Repeat the material verbatim and drop the pictures.

┄┄┄┄┄┄

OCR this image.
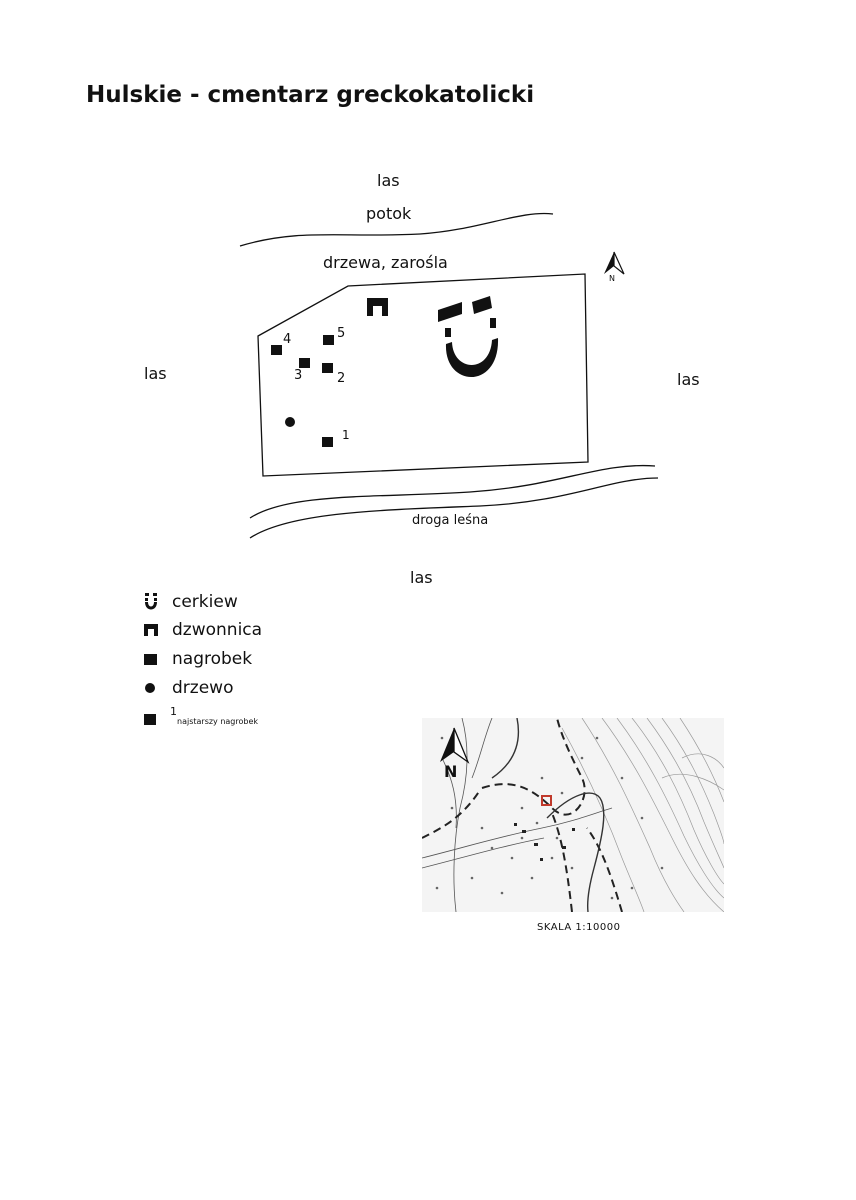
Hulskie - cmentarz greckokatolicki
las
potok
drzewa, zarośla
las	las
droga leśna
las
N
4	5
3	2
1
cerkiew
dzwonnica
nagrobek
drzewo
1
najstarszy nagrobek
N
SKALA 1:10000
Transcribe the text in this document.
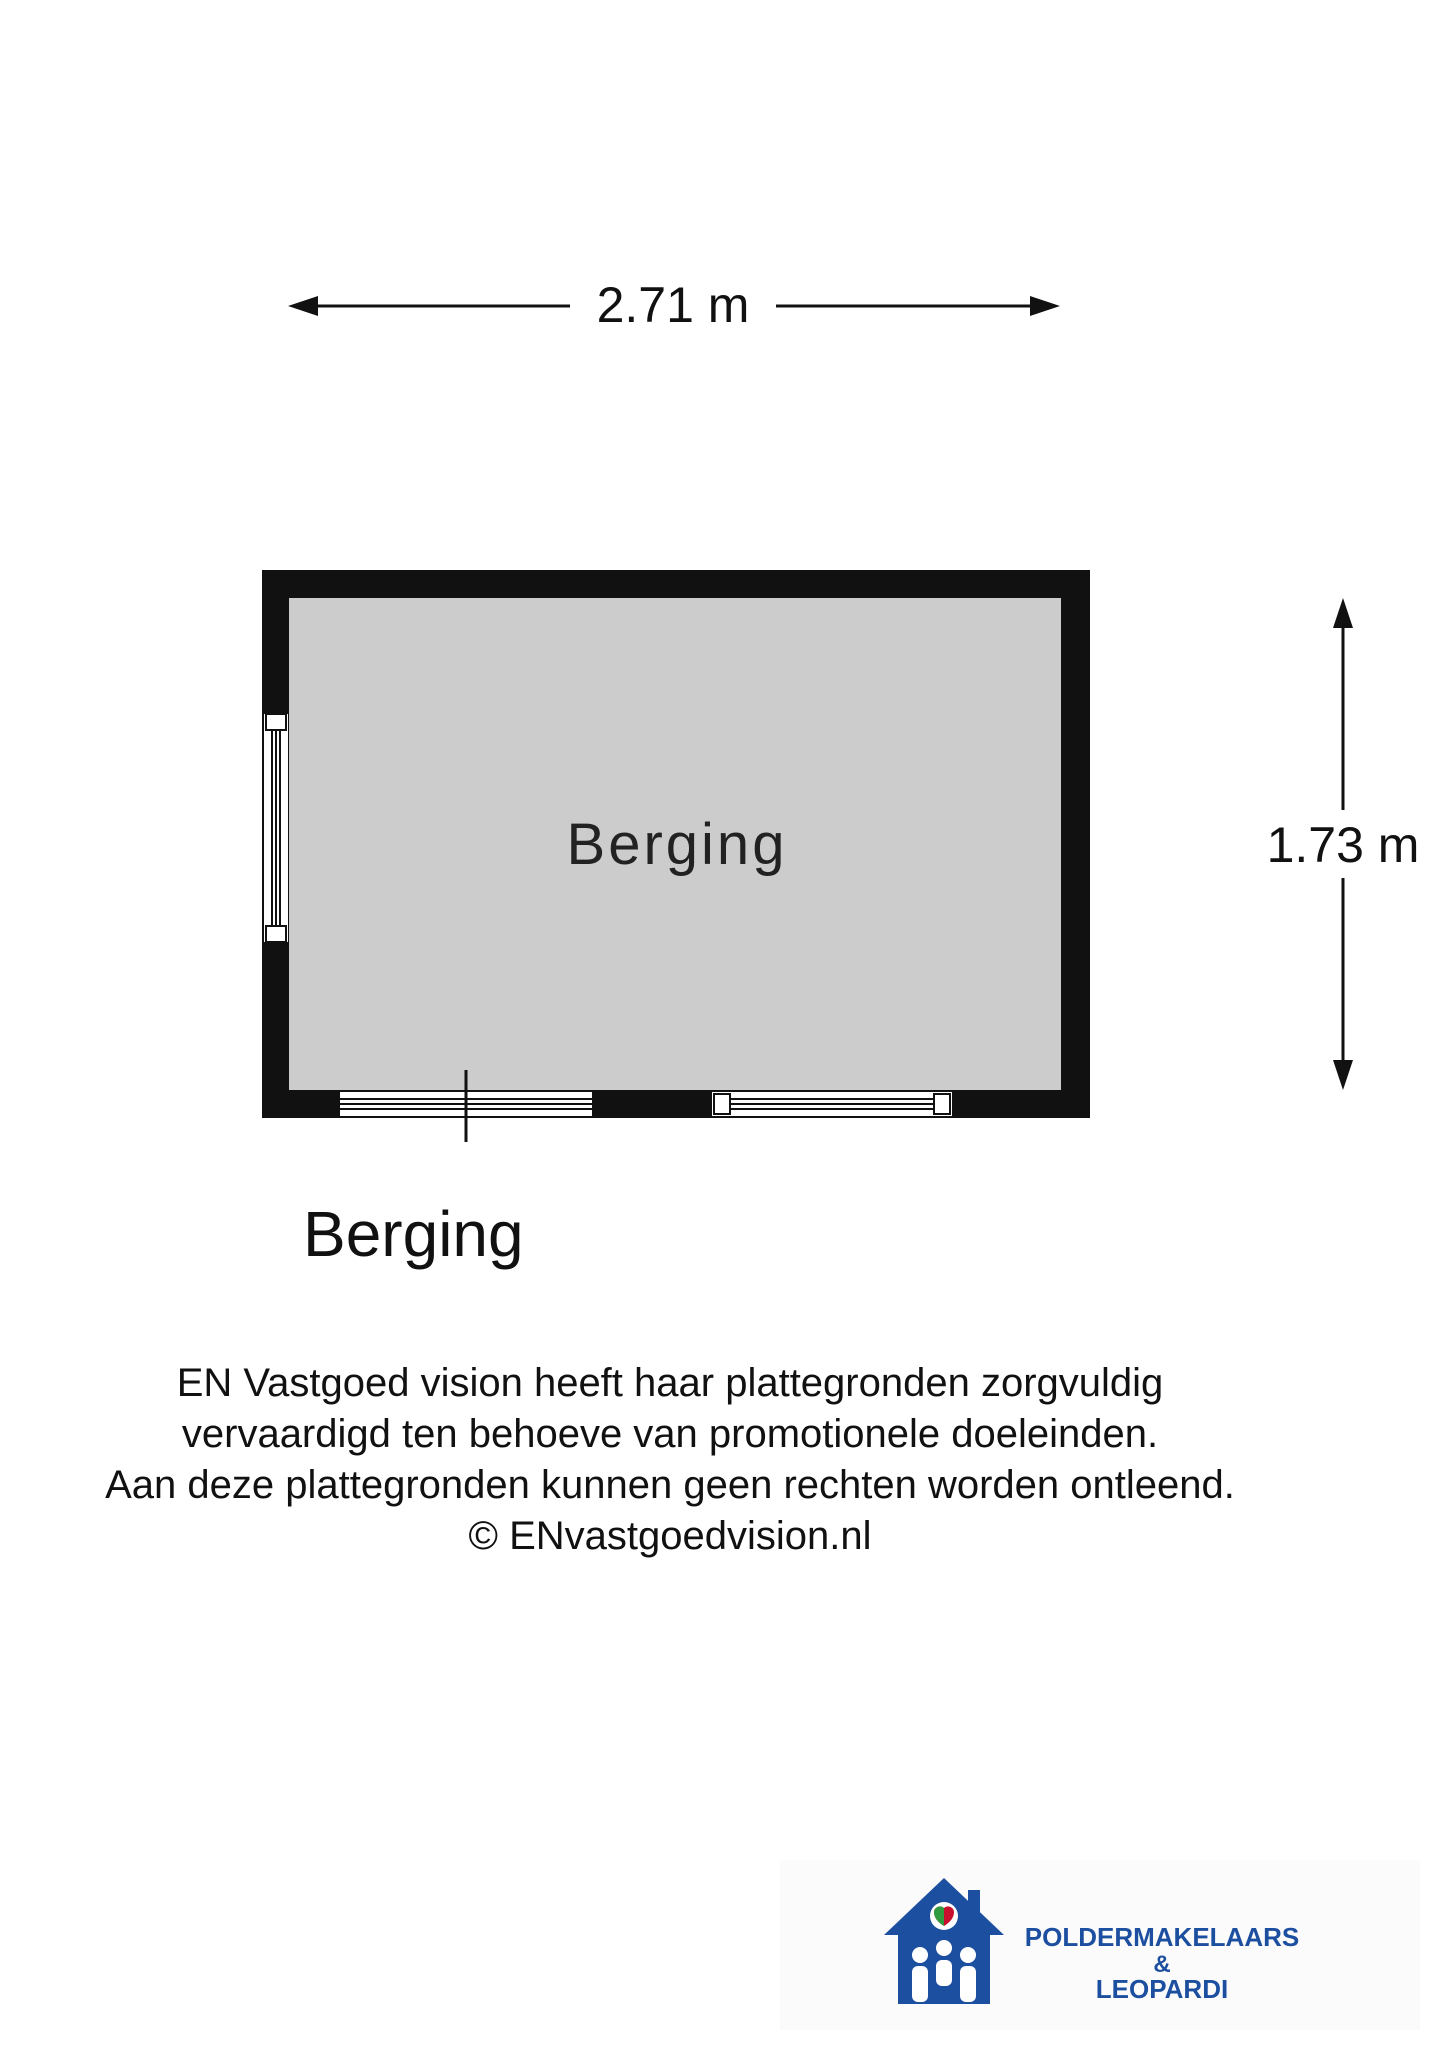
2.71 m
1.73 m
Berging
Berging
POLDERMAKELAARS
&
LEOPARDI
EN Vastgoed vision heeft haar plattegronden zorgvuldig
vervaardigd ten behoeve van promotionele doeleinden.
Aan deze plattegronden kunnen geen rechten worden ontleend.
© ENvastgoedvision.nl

┄┄┄┄┄┄

Correct response:
OCR this image.
Hulskie - cmentarz greckokatolicki
las
potok
drzewa, zarośla
las	las
droga leśna
las
N
4	5
3	2
1
cerkiew
dzwonnica
nagrobek
drzewo
1
najstarszy nagrobek
N
SKALA 1:10000
Transcribe the text in this document.
2.71 m
1.73 m
Berging
Berging
POLDERMAKELAARS
&
LEOPARDI
EN Vastgoed vision heeft haar plattegronden zorgvuldig
vervaardigd ten behoeve van promotionele doeleinden.
Aan deze plattegronden kunnen geen rechten worden ontleend.
© ENvastgoedvision.nl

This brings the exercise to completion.